--- Task brief ---
Pull every line that holds the word "color" from the entries.

--- Records ---
━━━━━━━━
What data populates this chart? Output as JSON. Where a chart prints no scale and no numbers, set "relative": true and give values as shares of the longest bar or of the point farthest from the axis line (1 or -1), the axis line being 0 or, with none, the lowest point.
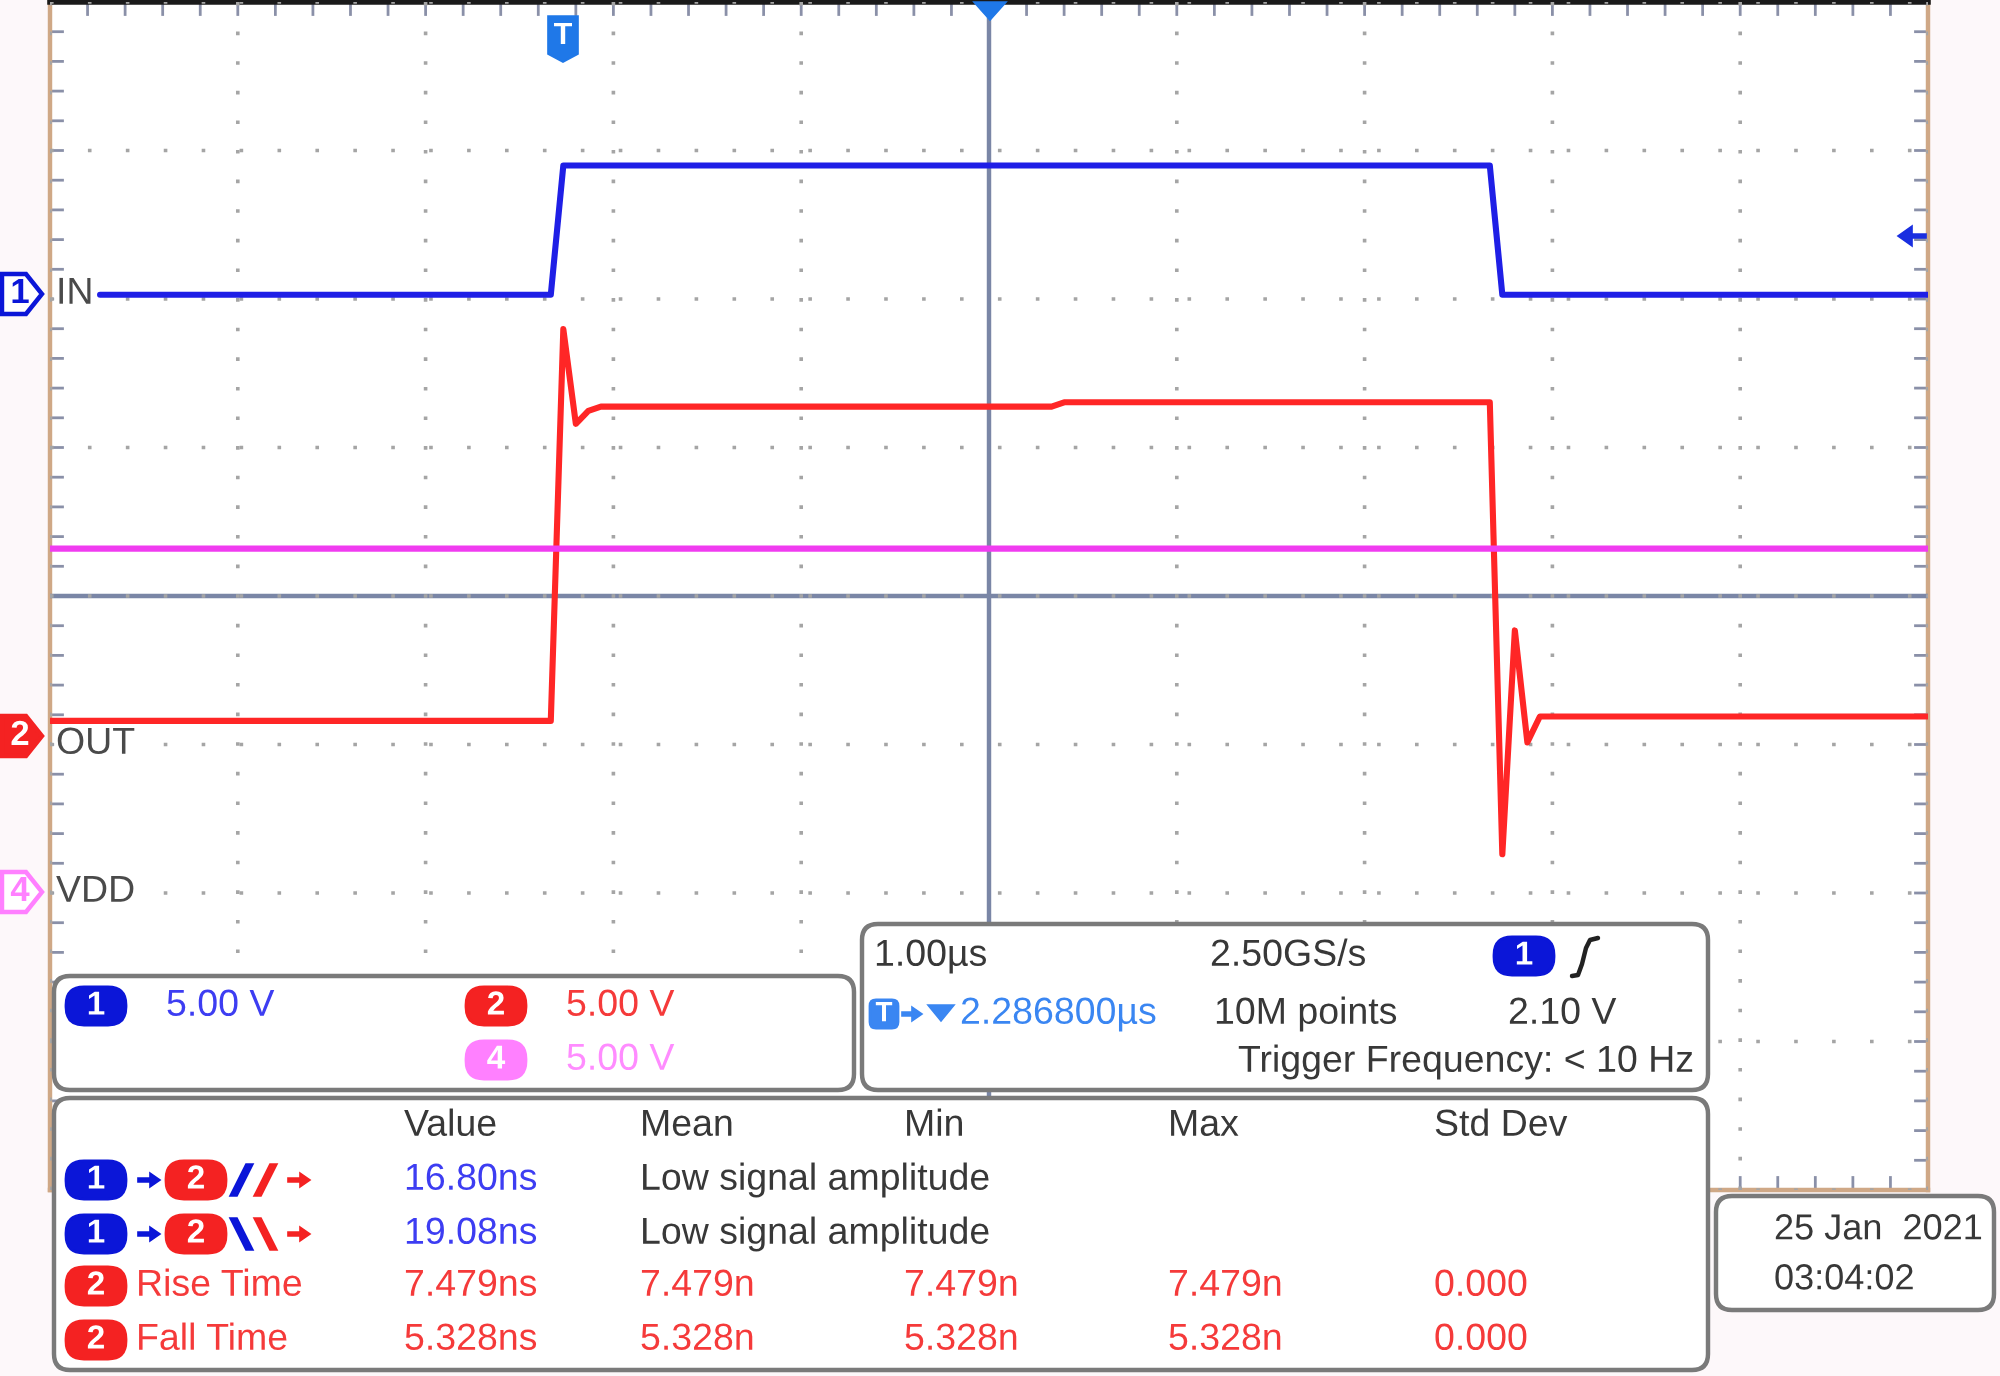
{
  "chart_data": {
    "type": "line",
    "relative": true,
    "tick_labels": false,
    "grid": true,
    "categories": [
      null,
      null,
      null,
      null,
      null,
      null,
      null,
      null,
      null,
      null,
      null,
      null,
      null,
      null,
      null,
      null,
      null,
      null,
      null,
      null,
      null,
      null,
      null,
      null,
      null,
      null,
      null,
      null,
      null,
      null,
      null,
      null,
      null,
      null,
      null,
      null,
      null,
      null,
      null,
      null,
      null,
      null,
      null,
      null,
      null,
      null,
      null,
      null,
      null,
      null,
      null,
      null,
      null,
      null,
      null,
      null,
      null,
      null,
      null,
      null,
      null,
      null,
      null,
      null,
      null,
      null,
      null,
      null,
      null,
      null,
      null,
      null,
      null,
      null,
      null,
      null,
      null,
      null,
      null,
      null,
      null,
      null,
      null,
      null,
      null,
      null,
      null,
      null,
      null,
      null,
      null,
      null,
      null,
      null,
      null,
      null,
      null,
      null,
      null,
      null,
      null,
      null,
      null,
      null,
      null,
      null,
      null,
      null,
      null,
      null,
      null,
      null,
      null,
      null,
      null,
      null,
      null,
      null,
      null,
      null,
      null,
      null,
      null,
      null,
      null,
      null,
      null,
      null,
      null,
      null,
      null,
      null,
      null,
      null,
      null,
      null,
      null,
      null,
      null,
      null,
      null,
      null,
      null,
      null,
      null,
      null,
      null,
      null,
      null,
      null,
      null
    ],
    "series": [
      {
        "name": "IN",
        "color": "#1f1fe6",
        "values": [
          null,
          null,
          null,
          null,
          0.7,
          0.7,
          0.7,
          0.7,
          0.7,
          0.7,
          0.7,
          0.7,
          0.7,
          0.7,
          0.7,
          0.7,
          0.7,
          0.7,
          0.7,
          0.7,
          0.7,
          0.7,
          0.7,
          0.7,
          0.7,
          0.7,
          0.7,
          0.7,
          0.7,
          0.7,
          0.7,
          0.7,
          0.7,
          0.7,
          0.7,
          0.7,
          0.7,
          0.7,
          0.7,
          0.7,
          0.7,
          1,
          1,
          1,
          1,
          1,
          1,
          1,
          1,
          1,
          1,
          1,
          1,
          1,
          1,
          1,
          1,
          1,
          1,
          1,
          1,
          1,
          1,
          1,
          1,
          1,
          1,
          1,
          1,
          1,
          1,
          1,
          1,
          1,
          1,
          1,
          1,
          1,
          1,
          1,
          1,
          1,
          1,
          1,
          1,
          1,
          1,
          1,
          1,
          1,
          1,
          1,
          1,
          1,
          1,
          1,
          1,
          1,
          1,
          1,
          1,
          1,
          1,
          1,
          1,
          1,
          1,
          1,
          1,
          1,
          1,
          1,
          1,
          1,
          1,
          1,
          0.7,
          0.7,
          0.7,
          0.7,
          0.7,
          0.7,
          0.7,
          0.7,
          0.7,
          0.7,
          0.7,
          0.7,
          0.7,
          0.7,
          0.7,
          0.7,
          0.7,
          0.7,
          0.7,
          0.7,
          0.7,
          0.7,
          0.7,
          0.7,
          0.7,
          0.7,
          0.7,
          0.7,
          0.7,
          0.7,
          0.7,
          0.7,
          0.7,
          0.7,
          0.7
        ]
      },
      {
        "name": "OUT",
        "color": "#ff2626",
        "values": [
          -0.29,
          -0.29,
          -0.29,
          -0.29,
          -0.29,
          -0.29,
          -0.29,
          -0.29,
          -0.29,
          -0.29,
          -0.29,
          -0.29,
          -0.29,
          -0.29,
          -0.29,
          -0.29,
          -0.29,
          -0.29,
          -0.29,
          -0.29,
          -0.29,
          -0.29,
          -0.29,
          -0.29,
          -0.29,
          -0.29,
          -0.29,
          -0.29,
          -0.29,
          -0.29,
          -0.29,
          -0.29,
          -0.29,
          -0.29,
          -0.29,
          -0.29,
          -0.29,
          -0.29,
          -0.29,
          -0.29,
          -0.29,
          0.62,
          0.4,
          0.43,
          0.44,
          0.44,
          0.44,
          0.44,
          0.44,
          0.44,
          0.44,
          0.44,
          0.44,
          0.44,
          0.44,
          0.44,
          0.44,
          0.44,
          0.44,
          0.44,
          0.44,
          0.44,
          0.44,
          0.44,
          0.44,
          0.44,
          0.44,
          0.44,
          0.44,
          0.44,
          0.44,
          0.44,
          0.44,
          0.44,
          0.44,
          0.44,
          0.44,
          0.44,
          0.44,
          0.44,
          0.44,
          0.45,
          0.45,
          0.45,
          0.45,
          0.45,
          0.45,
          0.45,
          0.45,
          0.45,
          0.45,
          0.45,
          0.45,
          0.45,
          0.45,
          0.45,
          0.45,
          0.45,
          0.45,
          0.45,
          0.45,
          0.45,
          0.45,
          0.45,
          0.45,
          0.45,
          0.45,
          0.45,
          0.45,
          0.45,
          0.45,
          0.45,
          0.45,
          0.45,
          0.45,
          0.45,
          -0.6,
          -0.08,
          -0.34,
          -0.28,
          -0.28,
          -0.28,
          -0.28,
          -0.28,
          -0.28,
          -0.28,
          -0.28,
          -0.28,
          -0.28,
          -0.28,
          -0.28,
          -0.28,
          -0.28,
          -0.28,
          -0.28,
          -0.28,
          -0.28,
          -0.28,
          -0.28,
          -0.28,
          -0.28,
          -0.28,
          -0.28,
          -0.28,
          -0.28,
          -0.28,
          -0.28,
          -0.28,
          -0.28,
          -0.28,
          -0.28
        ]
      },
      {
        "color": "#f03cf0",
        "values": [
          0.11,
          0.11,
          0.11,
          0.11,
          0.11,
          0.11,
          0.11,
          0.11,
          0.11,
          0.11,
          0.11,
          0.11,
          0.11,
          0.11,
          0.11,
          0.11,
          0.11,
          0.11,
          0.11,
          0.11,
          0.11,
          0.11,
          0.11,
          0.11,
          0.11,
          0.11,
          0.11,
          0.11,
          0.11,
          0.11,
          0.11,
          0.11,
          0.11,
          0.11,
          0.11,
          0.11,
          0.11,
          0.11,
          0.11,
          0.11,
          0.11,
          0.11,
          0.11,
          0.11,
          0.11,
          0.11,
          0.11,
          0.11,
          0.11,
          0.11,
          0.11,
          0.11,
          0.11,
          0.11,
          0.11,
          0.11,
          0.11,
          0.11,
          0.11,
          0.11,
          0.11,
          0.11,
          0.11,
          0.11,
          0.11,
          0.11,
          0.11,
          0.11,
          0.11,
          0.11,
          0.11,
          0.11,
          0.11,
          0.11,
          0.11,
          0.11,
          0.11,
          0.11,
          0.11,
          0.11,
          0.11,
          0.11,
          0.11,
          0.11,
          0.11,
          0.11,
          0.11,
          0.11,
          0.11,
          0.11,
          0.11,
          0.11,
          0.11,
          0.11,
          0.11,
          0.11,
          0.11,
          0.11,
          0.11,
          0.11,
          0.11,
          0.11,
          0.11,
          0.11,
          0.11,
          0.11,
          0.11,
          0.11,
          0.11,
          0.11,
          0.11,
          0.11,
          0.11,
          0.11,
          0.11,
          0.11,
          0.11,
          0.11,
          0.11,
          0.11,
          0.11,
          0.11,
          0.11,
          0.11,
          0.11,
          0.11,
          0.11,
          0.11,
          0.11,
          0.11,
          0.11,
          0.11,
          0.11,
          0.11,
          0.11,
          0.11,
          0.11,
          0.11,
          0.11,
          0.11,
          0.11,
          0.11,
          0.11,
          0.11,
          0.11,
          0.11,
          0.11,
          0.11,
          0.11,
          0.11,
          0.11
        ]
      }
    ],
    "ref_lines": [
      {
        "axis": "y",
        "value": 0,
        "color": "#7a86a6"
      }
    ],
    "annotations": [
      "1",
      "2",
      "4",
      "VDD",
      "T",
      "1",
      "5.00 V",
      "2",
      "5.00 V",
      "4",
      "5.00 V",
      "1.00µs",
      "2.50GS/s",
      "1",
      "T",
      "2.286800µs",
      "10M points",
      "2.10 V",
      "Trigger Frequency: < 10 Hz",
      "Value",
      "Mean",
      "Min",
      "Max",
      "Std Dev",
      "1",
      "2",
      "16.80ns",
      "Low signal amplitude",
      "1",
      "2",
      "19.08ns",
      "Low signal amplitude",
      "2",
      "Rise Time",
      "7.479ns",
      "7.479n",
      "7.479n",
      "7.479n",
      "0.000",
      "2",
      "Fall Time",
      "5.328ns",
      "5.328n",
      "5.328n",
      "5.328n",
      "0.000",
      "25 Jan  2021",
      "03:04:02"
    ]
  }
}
━━━━━━━━
--- Solution to this problem ---
        "color": "#1f1fe6",
        "color": "#ff2626",
        "color": "#f03cf0",
        "color": "#7a86a6"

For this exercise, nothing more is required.